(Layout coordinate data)
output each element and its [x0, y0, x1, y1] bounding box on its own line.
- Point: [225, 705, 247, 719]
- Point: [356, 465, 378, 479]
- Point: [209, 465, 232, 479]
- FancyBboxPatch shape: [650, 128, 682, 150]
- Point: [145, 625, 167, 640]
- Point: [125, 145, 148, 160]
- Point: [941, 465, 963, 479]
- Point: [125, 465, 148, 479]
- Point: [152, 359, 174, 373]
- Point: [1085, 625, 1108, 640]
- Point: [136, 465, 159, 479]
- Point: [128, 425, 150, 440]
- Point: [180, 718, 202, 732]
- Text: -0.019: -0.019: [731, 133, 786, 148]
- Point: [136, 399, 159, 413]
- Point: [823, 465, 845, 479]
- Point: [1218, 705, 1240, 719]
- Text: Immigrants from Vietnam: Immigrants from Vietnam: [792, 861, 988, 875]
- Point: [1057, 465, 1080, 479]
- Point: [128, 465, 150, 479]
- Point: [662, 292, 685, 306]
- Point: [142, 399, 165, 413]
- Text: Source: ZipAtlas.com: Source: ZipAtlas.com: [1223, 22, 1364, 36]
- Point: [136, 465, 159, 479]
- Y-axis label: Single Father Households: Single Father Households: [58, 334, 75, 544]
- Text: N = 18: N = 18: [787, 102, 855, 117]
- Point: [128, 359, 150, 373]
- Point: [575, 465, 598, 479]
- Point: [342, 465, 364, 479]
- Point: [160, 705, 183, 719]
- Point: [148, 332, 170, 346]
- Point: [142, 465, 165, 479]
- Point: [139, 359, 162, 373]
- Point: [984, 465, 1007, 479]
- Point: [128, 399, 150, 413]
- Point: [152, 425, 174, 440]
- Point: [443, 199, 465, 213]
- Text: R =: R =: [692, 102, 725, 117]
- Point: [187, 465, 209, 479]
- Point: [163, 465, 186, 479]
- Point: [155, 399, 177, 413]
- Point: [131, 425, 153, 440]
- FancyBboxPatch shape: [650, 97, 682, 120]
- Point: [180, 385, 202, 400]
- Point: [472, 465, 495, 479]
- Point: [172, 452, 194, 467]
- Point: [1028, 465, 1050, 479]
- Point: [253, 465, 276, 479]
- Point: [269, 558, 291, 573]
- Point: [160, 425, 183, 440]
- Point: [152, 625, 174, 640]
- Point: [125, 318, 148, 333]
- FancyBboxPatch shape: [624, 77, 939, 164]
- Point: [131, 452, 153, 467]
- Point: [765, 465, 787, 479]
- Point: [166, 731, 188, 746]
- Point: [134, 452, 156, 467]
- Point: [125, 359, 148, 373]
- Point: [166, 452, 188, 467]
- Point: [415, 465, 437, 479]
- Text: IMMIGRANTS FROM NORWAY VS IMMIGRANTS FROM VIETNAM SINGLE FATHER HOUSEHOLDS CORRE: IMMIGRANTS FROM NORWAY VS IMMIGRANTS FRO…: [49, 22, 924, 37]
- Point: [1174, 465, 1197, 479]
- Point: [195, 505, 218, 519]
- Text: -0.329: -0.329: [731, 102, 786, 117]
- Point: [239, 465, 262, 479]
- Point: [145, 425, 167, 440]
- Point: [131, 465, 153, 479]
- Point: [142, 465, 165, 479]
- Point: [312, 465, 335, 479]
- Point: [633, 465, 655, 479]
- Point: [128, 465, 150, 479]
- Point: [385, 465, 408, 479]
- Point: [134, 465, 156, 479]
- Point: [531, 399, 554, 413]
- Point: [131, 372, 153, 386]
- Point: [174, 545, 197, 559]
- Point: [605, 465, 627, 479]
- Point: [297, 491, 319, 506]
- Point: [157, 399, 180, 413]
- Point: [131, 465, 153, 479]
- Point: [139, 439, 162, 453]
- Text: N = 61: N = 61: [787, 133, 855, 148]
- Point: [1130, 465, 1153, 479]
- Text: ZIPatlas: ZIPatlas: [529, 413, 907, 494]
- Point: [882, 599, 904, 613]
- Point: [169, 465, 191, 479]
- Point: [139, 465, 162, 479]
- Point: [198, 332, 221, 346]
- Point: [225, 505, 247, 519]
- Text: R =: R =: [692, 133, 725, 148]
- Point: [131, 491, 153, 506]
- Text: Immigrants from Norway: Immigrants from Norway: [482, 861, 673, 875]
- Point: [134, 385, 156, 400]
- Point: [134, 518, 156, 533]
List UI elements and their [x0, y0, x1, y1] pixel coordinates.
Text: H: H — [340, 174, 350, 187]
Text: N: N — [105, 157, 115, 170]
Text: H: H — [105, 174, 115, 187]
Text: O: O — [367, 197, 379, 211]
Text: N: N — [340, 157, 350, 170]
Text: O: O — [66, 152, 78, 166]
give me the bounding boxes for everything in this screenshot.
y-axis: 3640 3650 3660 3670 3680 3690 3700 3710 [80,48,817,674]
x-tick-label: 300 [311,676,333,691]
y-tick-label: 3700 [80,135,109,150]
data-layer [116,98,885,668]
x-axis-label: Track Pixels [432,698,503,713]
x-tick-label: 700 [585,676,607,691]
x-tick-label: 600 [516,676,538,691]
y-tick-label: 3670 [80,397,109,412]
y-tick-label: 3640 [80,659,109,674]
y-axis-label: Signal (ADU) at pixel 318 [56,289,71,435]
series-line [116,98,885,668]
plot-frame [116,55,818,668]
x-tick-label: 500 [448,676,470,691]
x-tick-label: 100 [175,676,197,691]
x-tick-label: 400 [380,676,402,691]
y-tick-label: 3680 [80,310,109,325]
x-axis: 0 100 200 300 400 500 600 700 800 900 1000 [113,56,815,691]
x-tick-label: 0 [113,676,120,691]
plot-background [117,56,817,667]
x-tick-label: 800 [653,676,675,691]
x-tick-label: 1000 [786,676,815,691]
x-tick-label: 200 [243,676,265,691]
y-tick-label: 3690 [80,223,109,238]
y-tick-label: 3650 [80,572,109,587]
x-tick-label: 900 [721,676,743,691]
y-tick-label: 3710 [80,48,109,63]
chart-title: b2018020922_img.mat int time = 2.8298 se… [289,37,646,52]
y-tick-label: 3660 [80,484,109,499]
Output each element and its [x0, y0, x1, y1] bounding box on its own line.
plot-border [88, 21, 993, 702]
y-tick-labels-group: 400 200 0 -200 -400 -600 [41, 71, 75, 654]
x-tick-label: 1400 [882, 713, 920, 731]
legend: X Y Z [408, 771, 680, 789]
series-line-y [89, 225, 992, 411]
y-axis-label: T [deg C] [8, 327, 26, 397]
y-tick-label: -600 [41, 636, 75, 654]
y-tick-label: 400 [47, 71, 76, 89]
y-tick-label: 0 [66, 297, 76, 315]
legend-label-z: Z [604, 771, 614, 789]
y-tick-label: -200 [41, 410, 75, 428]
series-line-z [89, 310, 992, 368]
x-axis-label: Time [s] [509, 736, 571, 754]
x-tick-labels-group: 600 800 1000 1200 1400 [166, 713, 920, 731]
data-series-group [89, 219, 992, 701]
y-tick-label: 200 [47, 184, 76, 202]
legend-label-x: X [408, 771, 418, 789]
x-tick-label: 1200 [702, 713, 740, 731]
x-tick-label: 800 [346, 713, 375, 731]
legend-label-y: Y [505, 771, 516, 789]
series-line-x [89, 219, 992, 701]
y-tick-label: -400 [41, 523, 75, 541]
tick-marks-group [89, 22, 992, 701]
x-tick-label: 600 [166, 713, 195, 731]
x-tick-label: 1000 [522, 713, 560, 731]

** OBJECTIVE **
Give every line in the records above as a JSON list of strings, one string per line, with blank lines left out.

** TASK ANSWER **
[
  "output each element and its [x0, y0, x1, y1] bounding box on its own line.",
  "- Point: [225, 705, 247, 719]",
  "- Point: [356, 465, 378, 479]",
  "- Point: [209, 465, 232, 479]",
  "- FancyBboxPatch shape: [650, 128, 682, 150]",
  "- Point: [145, 625, 167, 640]",
  "- Point: [125, 145, 148, 160]",
  "- Point: [941, 465, 963, 479]",
  "- Point: [125, 465, 148, 479]",
  "- Point: [152, 359, 174, 373]",
  "- Point: [1085, 625, 1108, 640]",
  "- Point: [136, 465, 159, 479]",
  "- Point: [128, 425, 150, 440]",
  "- Point: [180, 718, 202, 732]",
  "- Text: -0.019: -0.019: [731, 133, 786, 148]",
  "- Point: [136, 399, 159, 413]",
  "- Point: [823, 465, 845, 479]",
  "- Point: [1218, 705, 1240, 719]",
  "- Text: Immigrants from Vietnam: Immigrants from Vietnam: [792, 861, 988, 875]",
  "- Point: [1057, 465, 1080, 479]",
  "- Point: [128, 465, 150, 479]",
  "- Point: [662, 292, 685, 306]",
  "- Point: [142, 399, 165, 413]",
  "- Text: Source: ZipAtlas.com: Source: ZipAtlas.com: [1223, 22, 1364, 36]",
  "- Point: [136, 465, 159, 479]",
  "- Y-axis label: Single Father Households: Single Father Households: [58, 334, 75, 544]",
  "- Text: N = 18: N = 18: [787, 102, 855, 117]",
  "- Point: [128, 359, 150, 373]",
  "- Point: [575, 465, 598, 479]",
  "- Point: [342, 465, 364, 479]",
  "- Point: [160, 705, 183, 719]",
  "- Point: [148, 332, 170, 346]",
  "- Point: [142, 465, 165, 479]",
  "- Point: [139, 359, 162, 373]",
  "- Point: [984, 465, 1007, 479]",
  "- Point: [128, 399, 150, 413]",
  "- Point: [152, 425, 174, 440]",
  "- Point: [443, 199, 465, 213]",
  "- Text: R =: R =: [692, 102, 725, 117]",
  "- Point: [187, 465, 209, 479]",
  "- Point: [163, 465, 186, 479]",
  "- Point: [155, 399, 177, 413]",
  "- Point: [131, 425, 153, 440]",
  "- FancyBboxPatch shape: [650, 97, 682, 120]",
  "- Point: [180, 385, 202, 400]",
  "- Point: [472, 465, 495, 479]",
  "- Point: [172, 452, 194, 467]",
  "- Point: [1028, 465, 1050, 479]",
  "- Point: [253, 465, 276, 479]",
  "- Point: [269, 558, 291, 573]",
  "- Point: [160, 425, 183, 440]",
  "- Point: [152, 625, 174, 640]",
  "- Point: [125, 318, 148, 333]",
  "- FancyBboxPatch shape: [624, 77, 939, 164]",
  "- Point: [131, 452, 153, 467]",
  "- Point: [765, 465, 787, 479]",
  "- Point: [166, 731, 188, 746]",
  "- Point: [134, 452, 156, 467]",
  "- Point: [125, 359, 148, 373]",
  "- Point: [166, 452, 188, 467]",
  "- Point: [415, 465, 437, 479]",
  "- Text: IMMIGRANTS FROM NORWAY VS IMMIGRANTS FROM VIETNAM SINGLE FATHER HOUSEHOLDS CORRE: IMMIGRANTS FROM NORWAY VS IMMIGRANTS FRO…: [49, 22, 924, 37]",
  "- Point: [1174, 465, 1197, 479]",
  "- Point: [195, 505, 218, 519]",
  "- Text: -0.329: -0.329: [731, 102, 786, 117]",
  "- Point: [239, 465, 262, 479]",
  "- Point: [145, 425, 167, 440]",
  "- Point: [131, 465, 153, 479]",
  "- Point: [142, 465, 165, 479]",
  "- Point: [312, 465, 335, 479]",
  "- Point: [633, 465, 655, 479]",
  "- Point: [128, 465, 150, 479]",
  "- Point: [385, 465, 408, 479]",
  "- Point: [134, 465, 156, 479]",
  "- Point: [531, 399, 554, 413]",
  "- Point: [131, 372, 153, 386]",
  "- Point: [174, 545, 197, 559]",
  "- Point: [605, 465, 627, 479]",
  "- Point: [297, 491, 319, 506]",
  "- Point: [157, 399, 180, 413]",
  "- Point: [131, 465, 153, 479]",
  "- Point: [139, 439, 162, 453]",
  "- Text: N = 61: N = 61: [787, 133, 855, 148]",
  "- Point: [1130, 465, 1153, 479]",
  "- Text: ZIPatlas: ZIPatlas: [529, 413, 907, 494]",
  "- Point: [882, 599, 904, 613]",
  "- Point: [169, 465, 191, 479]",
  "- Point: [139, 465, 162, 479]",
  "- Point: [198, 332, 221, 346]",
  "- Point: [225, 505, 247, 519]",
  "- Text: R =: R =: [692, 133, 725, 148]",
  "- Point: [131, 491, 153, 506]",
  "- Text: Immigrants from Norway: Immigrants from Norway: [482, 861, 673, 875]",
  "- Point: [134, 385, 156, 400]",
  "- Point: [134, 518, 156, 533]",
  "List UI elements and their [x0, y0, x1, y1] pixel coordinates.",
  "Text: H: H — [340, 174, 350, 187]",
  "Text: N: N — [105, 157, 115, 170]",
  "Text: H: H — [105, 174, 115, 187]",
  "Text: O: O — [367, 197, 379, 211]",
  "Text: N: N — [340, 157, 350, 170]",
  "Text: O: O — [66, 152, 78, 166]",
  "give me the bounding boxes for everything in this screenshot.",
  "y-axis: 3640 3650 3660 3670 3680 3690 3700 3710 [80,48,817,674]",
  "x-tick-label: 300 [311,676,333,691]",
  "y-tick-label: 3700 [80,135,109,150]",
  "data-layer [116,98,885,668]",
  "x-axis-label: Track Pixels [432,698,503,713]",
  "x-tick-label: 700 [585,676,607,691]",
  "x-tick-label: 600 [516,676,538,691]",
  "y-tick-label: 3670 [80,397,109,412]",
  "y-tick-label: 3640 [80,659,109,674]",
  "y-axis-label: Signal (ADU) at pixel 318 [56,289,71,435]",
  "series-line [116,98,885,668]",
  "plot-frame [116,55,818,668]",
  "x-tick-label: 500 [448,676,470,691]",
  "x-tick-label: 100 [175,676,197,691]",
  "x-tick-label: 400 [380,676,402,691]",
  "y-tick-label: 3680 [80,310,109,325]",
  "x-axis: 0 100 200 300 400 500 600 700 800 900 1000 [113,56,815,691]",
  "x-tick-label: 0 [113,676,120,691]",
  "plot-background [117,56,817,667]",
  "x-tick-label: 800 [653,676,675,691]",
  "x-tick-label: 1000 [786,676,815,691]",
  "x-tick-label: 200 [243,676,265,691]",
  "y-tick-label: 3690 [80,223,109,238]",
  "y-tick-label: 3650 [80,572,109,587]",
  "x-tick-label: 900 [721,676,743,691]",
  "y-tick-label: 3710 [80,48,109,63]",
  "chart-title: b2018020922_img.mat int time = 2.8298 se… [289,37,646,52]",
  "y-tick-label: 3660 [80,484,109,499]",
  "Output each element and its [x0, y0, x1, y1] bounding box on its own line.",
  "plot-border [88, 21, 993, 702]",
  "y-tick-labels-group: 400 200 0 -200 -400 -600 [41, 71, 75, 654]",
  "x-tick-label: 1400 [882, 713, 920, 731]",
  "legend: X Y Z [408, 771, 680, 789]",
  "series-line-y [89, 225, 992, 411]",
  "y-axis-label: T [deg C] [8, 327, 26, 397]",
  "y-tick-label: -600 [41, 636, 75, 654]",
  "y-tick-label: 400 [47, 71, 76, 89]",
  "y-tick-label: 0 [66, 297, 76, 315]",
  "legend-label-z: Z [604, 771, 614, 789]",
  "y-tick-label: -200 [41, 410, 75, 428]",
  "series-line-z [89, 310, 992, 368]",
  "x-axis-label: Time [s] [509, 736, 571, 754]",
  "x-tick-labels-group: 600 800 1000 1200 1400 [166, 713, 920, 731]",
  "data-series-group [89, 219, 992, 701]",
  "y-tick-label: 200 [47, 184, 76, 202]",
  "legend-label-x: X [408, 771, 418, 789]",
  "x-tick-label: 1200 [702, 713, 740, 731]",
  "x-tick-label: 800 [346, 713, 375, 731]",
  "legend-label-y: Y [505, 771, 516, 789]",
  "series-line-x [89, 219, 992, 701]",
  "y-tick-label: -400 [41, 523, 75, 541]",
  "tick-marks-group [89, 22, 992, 701]",
  "x-tick-label: 600 [166, 713, 195, 731]",
  "x-tick-label: 1000 [522, 713, 560, 731]"
]